::: DATASET EXTRACT

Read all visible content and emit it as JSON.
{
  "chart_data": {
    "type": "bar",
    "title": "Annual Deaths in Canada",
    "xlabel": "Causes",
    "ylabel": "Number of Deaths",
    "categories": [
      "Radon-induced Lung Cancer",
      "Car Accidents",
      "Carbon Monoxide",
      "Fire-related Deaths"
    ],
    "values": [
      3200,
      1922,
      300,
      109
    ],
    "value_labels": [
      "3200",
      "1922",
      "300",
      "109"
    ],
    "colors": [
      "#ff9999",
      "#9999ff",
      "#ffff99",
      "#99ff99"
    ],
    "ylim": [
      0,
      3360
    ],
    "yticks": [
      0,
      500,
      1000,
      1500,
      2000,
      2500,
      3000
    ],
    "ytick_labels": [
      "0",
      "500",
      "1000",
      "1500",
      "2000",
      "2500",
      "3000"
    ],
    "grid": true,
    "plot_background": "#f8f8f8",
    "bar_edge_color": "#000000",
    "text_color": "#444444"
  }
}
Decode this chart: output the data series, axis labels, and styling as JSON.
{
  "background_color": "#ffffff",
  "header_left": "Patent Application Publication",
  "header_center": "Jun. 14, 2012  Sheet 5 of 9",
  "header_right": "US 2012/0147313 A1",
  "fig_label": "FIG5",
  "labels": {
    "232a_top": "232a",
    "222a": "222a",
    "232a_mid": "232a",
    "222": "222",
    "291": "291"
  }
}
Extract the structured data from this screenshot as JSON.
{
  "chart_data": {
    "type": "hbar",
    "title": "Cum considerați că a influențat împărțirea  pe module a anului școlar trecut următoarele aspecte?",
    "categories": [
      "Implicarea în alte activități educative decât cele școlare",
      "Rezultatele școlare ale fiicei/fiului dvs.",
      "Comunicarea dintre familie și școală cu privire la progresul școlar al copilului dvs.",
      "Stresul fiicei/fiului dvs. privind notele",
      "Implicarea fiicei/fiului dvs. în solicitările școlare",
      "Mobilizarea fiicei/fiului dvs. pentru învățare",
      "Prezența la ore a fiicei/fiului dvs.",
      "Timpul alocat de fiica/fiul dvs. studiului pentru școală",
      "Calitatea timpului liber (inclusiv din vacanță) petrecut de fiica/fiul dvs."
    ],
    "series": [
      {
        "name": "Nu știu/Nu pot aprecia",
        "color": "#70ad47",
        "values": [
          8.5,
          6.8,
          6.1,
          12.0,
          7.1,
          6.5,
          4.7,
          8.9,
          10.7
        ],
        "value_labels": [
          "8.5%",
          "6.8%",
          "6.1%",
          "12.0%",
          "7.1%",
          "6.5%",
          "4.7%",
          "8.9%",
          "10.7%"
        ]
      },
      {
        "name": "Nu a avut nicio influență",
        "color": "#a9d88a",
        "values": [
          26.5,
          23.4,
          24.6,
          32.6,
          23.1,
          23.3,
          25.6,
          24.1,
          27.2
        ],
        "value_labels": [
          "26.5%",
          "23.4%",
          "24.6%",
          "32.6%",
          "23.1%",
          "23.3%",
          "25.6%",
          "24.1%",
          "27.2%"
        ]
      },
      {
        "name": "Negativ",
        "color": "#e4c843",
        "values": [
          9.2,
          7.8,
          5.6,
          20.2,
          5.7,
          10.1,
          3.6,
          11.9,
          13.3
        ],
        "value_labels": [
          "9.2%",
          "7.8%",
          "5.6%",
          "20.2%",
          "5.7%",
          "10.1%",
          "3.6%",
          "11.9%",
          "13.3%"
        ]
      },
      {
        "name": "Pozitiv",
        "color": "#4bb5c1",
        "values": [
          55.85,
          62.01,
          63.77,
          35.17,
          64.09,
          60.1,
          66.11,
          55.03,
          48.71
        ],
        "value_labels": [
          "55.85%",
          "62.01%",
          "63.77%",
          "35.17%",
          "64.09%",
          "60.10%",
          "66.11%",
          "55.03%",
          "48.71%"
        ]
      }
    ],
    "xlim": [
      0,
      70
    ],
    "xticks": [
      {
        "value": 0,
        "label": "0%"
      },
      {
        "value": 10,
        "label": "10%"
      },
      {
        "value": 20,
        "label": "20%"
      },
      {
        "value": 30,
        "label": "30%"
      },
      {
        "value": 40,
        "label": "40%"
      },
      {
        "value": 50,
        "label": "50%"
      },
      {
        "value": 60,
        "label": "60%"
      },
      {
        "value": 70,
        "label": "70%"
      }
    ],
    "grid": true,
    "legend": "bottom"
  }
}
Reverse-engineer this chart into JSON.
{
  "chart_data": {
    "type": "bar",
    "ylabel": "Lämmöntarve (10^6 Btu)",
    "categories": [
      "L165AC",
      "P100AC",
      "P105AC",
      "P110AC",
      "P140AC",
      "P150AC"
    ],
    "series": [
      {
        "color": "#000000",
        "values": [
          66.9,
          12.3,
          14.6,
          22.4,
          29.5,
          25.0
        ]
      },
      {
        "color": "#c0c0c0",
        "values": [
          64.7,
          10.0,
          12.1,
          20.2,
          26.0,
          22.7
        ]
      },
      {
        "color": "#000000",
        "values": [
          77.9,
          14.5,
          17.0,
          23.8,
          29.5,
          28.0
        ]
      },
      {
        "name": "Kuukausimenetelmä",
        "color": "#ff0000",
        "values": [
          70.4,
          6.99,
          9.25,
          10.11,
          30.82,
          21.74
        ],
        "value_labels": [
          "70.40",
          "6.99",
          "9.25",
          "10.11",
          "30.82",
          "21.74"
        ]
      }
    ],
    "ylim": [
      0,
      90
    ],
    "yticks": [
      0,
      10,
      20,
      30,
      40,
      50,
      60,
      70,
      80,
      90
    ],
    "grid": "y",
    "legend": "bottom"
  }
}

::::::

- [WORK TO COMPLETE]
Extract every entry above as it appears.

- [EXERCISE ANSWER]
Read all visible content and emit it as JSON.
{
  "chart_data": {
    "type": "bar",
    "title": "Annual Deaths in Canada",
    "xlabel": "Causes",
    "ylabel": "Number of Deaths",
    "categories": [
      "Radon-induced Lung Cancer",
      "Car Accidents",
      "Carbon Monoxide",
      "Fire-related Deaths"
    ],
    "values": [
      3200,
      1922,
      300,
      109
    ],
    "value_labels": [
      "3200",
      "1922",
      "300",
      "109"
    ],
    "colors": [
      "#ff9999",
      "#9999ff",
      "#ffff99",
      "#99ff99"
    ],
    "ylim": [
      0,
      3360
    ],
    "yticks": [
      0,
      500,
      1000,
      1500,
      2000,
      2500,
      3000
    ],
    "ytick_labels": [
      "0",
      "500",
      "1000",
      "1500",
      "2000",
      "2500",
      "3000"
    ],
    "grid": true,
    "plot_background": "#f8f8f8",
    "bar_edge_color": "#000000",
    "text_color": "#444444"
  }
}
Decode this chart: output the data series, axis labels, and styling as JSON.
{
  "background_color": "#ffffff",
  "header_left": "Patent Application Publication",
  "header_center": "Jun. 14, 2012  Sheet 5 of 9",
  "header_right": "US 2012/0147313 A1",
  "fig_label": "FIG5",
  "labels": {
    "232a_top": "232a",
    "222a": "222a",
    "232a_mid": "232a",
    "222": "222",
    "291": "291"
  }
}
Extract the structured data from this screenshot as JSON.
{
  "chart_data": {
    "type": "hbar",
    "title": "Cum considerați că a influențat împărțirea  pe module a anului școlar trecut următoarele aspecte?",
    "categories": [
      "Implicarea în alte activități educative decât cele școlare",
      "Rezultatele școlare ale fiicei/fiului dvs.",
      "Comunicarea dintre familie și școală cu privire la progresul școlar al copilului dvs.",
      "Stresul fiicei/fiului dvs. privind notele",
      "Implicarea fiicei/fiului dvs. în solicitările școlare",
      "Mobilizarea fiicei/fiului dvs. pentru învățare",
      "Prezența la ore a fiicei/fiului dvs.",
      "Timpul alocat de fiica/fiul dvs. studiului pentru școală",
      "Calitatea timpului liber (inclusiv din vacanță) petrecut de fiica/fiul dvs."
    ],
    "series": [
      {
        "name": "Nu știu/Nu pot aprecia",
        "color": "#70ad47",
        "values": [
          8.5,
          6.8,
          6.1,
          12.0,
          7.1,
          6.5,
          4.7,
          8.9,
          10.7
        ],
        "value_labels": [
          "8.5%",
          "6.8%",
          "6.1%",
          "12.0%",
          "7.1%",
          "6.5%",
          "4.7%",
          "8.9%",
          "10.7%"
        ]
      },
      {
        "name": "Nu a avut nicio influență",
        "color": "#a9d88a",
        "values": [
          26.5,
          23.4,
          24.6,
          32.6,
          23.1,
          23.3,
          25.6,
          24.1,
          27.2
        ],
        "value_labels": [
          "26.5%",
          "23.4%",
          "24.6%",
          "32.6%",
          "23.1%",
          "23.3%",
          "25.6%",
          "24.1%",
          "27.2%"
        ]
      },
      {
        "name": "Negativ",
        "color": "#e4c843",
        "values": [
          9.2,
          7.8,
          5.6,
          20.2,
          5.7,
          10.1,
          3.6,
          11.9,
          13.3
        ],
        "value_labels": [
          "9.2%",
          "7.8%",
          "5.6%",
          "20.2%",
          "5.7%",
          "10.1%",
          "3.6%",
          "11.9%",
          "13.3%"
        ]
      },
      {
        "name": "Pozitiv",
        "color": "#4bb5c1",
        "values": [
          55.85,
          62.01,
          63.77,
          35.17,
          64.09,
          60.1,
          66.11,
          55.03,
          48.71
        ],
        "value_labels": [
          "55.85%",
          "62.01%",
          "63.77%",
          "35.17%",
          "64.09%",
          "60.10%",
          "66.11%",
          "55.03%",
          "48.71%"
        ]
      }
    ],
    "xlim": [
      0,
      70
    ],
    "xticks": [
      {
        "value": 0,
        "label": "0%"
      },
      {
        "value": 10,
        "label": "10%"
      },
      {
        "value": 20,
        "label": "20%"
      },
      {
        "value": 30,
        "label": "30%"
      },
      {
        "value": 40,
        "label": "40%"
      },
      {
        "value": 50,
        "label": "50%"
      },
      {
        "value": 60,
        "label": "60%"
      },
      {
        "value": 70,
        "label": "70%"
      }
    ],
    "grid": true,
    "legend": "bottom"
  }
}
Reverse-engineer this chart into JSON.
{
  "chart_data": {
    "type": "bar",
    "ylabel": "Lämmöntarve (10^6 Btu)",
    "categories": [
      "L165AC",
      "P100AC",
      "P105AC",
      "P110AC",
      "P140AC",
      "P150AC"
    ],
    "series": [
      {
        "color": "#000000",
        "values": [
          66.9,
          12.3,
          14.6,
          22.4,
          29.5,
          25.0
        ]
      },
      {
        "color": "#c0c0c0",
        "values": [
          64.7,
          10.0,
          12.1,
          20.2,
          26.0,
          22.7
        ]
      },
      {
        "color": "#000000",
        "values": [
          77.9,
          14.5,
          17.0,
          23.8,
          29.5,
          28.0
        ]
      },
      {
        "name": "Kuukausimenetelmä",
        "color": "#ff0000",
        "values": [
          70.4,
          6.99,
          9.25,
          10.11,
          30.82,
          21.74
        ],
        "value_labels": [
          "70.40",
          "6.99",
          "9.25",
          "10.11",
          "30.82",
          "21.74"
        ]
      }
    ],
    "ylim": [
      0,
      90
    ],
    "yticks": [
      0,
      10,
      20,
      30,
      40,
      50,
      60,
      70,
      80,
      90
    ],
    "grid": "y",
    "legend": "bottom"
  }
}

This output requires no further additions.